◆ Materials provided:

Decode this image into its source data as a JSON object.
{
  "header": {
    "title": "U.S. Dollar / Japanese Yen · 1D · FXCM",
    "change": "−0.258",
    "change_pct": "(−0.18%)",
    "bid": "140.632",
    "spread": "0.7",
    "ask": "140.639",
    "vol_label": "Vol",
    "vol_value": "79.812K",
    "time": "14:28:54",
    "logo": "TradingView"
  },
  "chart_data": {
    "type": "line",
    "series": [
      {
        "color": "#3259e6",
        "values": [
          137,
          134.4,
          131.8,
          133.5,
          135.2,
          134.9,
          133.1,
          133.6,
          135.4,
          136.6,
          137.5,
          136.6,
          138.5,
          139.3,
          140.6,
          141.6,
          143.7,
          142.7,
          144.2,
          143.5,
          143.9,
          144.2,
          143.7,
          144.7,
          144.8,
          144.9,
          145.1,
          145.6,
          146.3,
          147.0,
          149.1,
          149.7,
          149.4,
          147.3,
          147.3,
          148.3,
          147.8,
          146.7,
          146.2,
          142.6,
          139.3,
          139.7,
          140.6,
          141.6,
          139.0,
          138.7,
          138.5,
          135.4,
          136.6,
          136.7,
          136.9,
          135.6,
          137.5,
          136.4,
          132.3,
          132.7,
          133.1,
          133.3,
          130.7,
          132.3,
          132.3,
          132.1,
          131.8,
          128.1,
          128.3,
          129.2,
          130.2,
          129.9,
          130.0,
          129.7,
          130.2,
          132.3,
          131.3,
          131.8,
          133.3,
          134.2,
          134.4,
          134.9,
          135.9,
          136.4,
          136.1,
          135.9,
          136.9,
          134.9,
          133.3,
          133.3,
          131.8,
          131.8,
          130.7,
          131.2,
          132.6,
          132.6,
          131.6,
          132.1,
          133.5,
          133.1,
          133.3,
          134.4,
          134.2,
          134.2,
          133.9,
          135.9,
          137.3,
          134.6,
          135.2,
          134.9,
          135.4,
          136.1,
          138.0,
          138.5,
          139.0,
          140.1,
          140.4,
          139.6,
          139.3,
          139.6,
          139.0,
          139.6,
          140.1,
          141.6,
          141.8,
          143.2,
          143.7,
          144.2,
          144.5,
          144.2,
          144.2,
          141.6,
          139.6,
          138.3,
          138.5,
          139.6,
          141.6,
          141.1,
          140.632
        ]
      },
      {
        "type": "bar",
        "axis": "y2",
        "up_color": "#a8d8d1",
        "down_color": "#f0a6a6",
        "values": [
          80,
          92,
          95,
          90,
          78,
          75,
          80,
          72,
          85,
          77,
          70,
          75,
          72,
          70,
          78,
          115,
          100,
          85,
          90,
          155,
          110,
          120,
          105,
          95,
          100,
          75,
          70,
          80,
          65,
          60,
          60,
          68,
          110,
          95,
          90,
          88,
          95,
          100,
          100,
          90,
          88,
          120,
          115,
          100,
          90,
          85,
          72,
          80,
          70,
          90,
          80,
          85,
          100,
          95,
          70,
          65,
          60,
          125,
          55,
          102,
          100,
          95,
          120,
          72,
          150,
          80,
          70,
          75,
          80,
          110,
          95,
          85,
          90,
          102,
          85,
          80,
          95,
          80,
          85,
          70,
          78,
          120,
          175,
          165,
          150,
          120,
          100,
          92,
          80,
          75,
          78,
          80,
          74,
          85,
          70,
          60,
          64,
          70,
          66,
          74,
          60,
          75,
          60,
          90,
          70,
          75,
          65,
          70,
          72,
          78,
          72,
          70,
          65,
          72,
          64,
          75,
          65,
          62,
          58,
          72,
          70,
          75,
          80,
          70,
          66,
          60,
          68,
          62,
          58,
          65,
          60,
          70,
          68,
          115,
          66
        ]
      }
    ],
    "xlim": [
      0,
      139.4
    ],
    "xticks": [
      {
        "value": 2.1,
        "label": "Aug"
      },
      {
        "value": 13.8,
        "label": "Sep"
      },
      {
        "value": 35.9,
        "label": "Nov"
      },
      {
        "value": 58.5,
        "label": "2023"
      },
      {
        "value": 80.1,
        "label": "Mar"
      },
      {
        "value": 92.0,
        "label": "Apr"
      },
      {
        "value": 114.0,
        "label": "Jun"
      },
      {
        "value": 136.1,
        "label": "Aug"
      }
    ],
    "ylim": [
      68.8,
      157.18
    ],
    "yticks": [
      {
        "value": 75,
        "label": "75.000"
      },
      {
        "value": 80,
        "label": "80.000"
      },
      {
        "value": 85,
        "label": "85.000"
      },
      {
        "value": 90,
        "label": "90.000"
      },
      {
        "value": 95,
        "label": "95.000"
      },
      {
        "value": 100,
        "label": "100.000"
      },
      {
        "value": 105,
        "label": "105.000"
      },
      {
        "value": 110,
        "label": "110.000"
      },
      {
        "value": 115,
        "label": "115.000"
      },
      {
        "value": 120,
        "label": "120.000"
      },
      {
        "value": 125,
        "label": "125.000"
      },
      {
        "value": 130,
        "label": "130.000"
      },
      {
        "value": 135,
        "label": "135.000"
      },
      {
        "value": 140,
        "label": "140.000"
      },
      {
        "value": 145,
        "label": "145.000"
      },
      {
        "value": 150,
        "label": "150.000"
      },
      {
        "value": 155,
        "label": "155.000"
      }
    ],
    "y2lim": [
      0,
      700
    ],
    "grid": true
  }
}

◆ Exercise prompt: Reproduce the data in full, exactly as presented.

◆ Result:
Decode this image into its source data as a JSON object.
{
  "header": {
    "title": "U.S. Dollar / Japanese Yen · 1D · FXCM",
    "change": "−0.258",
    "change_pct": "(−0.18%)",
    "bid": "140.632",
    "spread": "0.7",
    "ask": "140.639",
    "vol_label": "Vol",
    "vol_value": "79.812K",
    "time": "14:28:54",
    "logo": "TradingView"
  },
  "chart_data": {
    "type": "line",
    "series": [
      {
        "color": "#3259e6",
        "values": [
          137,
          134.4,
          131.8,
          133.5,
          135.2,
          134.9,
          133.1,
          133.6,
          135.4,
          136.6,
          137.5,
          136.6,
          138.5,
          139.3,
          140.6,
          141.6,
          143.7,
          142.7,
          144.2,
          143.5,
          143.9,
          144.2,
          143.7,
          144.7,
          144.8,
          144.9,
          145.1,
          145.6,
          146.3,
          147.0,
          149.1,
          149.7,
          149.4,
          147.3,
          147.3,
          148.3,
          147.8,
          146.7,
          146.2,
          142.6,
          139.3,
          139.7,
          140.6,
          141.6,
          139.0,
          138.7,
          138.5,
          135.4,
          136.6,
          136.7,
          136.9,
          135.6,
          137.5,
          136.4,
          132.3,
          132.7,
          133.1,
          133.3,
          130.7,
          132.3,
          132.3,
          132.1,
          131.8,
          128.1,
          128.3,
          129.2,
          130.2,
          129.9,
          130.0,
          129.7,
          130.2,
          132.3,
          131.3,
          131.8,
          133.3,
          134.2,
          134.4,
          134.9,
          135.9,
          136.4,
          136.1,
          135.9,
          136.9,
          134.9,
          133.3,
          133.3,
          131.8,
          131.8,
          130.7,
          131.2,
          132.6,
          132.6,
          131.6,
          132.1,
          133.5,
          133.1,
          133.3,
          134.4,
          134.2,
          134.2,
          133.9,
          135.9,
          137.3,
          134.6,
          135.2,
          134.9,
          135.4,
          136.1,
          138.0,
          138.5,
          139.0,
          140.1,
          140.4,
          139.6,
          139.3,
          139.6,
          139.0,
          139.6,
          140.1,
          141.6,
          141.8,
          143.2,
          143.7,
          144.2,
          144.5,
          144.2,
          144.2,
          141.6,
          139.6,
          138.3,
          138.5,
          139.6,
          141.6,
          141.1,
          140.632
        ]
      },
      {
        "type": "bar",
        "axis": "y2",
        "up_color": "#a8d8d1",
        "down_color": "#f0a6a6",
        "values": [
          80,
          92,
          95,
          90,
          78,
          75,
          80,
          72,
          85,
          77,
          70,
          75,
          72,
          70,
          78,
          115,
          100,
          85,
          90,
          155,
          110,
          120,
          105,
          95,
          100,
          75,
          70,
          80,
          65,
          60,
          60,
          68,
          110,
          95,
          90,
          88,
          95,
          100,
          100,
          90,
          88,
          120,
          115,
          100,
          90,
          85,
          72,
          80,
          70,
          90,
          80,
          85,
          100,
          95,
          70,
          65,
          60,
          125,
          55,
          102,
          100,
          95,
          120,
          72,
          150,
          80,
          70,
          75,
          80,
          110,
          95,
          85,
          90,
          102,
          85,
          80,
          95,
          80,
          85,
          70,
          78,
          120,
          175,
          165,
          150,
          120,
          100,
          92,
          80,
          75,
          78,
          80,
          74,
          85,
          70,
          60,
          64,
          70,
          66,
          74,
          60,
          75,
          60,
          90,
          70,
          75,
          65,
          70,
          72,
          78,
          72,
          70,
          65,
          72,
          64,
          75,
          65,
          62,
          58,
          72,
          70,
          75,
          80,
          70,
          66,
          60,
          68,
          62,
          58,
          65,
          60,
          70,
          68,
          115,
          66
        ]
      }
    ],
    "xlim": [
      0,
      139.4
    ],
    "xticks": [
      {
        "value": 2.1,
        "label": "Aug"
      },
      {
        "value": 13.8,
        "label": "Sep"
      },
      {
        "value": 35.9,
        "label": "Nov"
      },
      {
        "value": 58.5,
        "label": "2023"
      },
      {
        "value": 80.1,
        "label": "Mar"
      },
      {
        "value": 92.0,
        "label": "Apr"
      },
      {
        "value": 114.0,
        "label": "Jun"
      },
      {
        "value": 136.1,
        "label": "Aug"
      }
    ],
    "ylim": [
      68.8,
      157.18
    ],
    "yticks": [
      {
        "value": 75,
        "label": "75.000"
      },
      {
        "value": 80,
        "label": "80.000"
      },
      {
        "value": 85,
        "label": "85.000"
      },
      {
        "value": 90,
        "label": "90.000"
      },
      {
        "value": 95,
        "label": "95.000"
      },
      {
        "value": 100,
        "label": "100.000"
      },
      {
        "value": 105,
        "label": "105.000"
      },
      {
        "value": 110,
        "label": "110.000"
      },
      {
        "value": 115,
        "label": "115.000"
      },
      {
        "value": 120,
        "label": "120.000"
      },
      {
        "value": 125,
        "label": "125.000"
      },
      {
        "value": 130,
        "label": "130.000"
      },
      {
        "value": 135,
        "label": "135.000"
      },
      {
        "value": 140,
        "label": "140.000"
      },
      {
        "value": 145,
        "label": "145.000"
      },
      {
        "value": 150,
        "label": "150.000"
      },
      {
        "value": 155,
        "label": "155.000"
      }
    ],
    "y2lim": [
      0,
      700
    ],
    "grid": true
  }
}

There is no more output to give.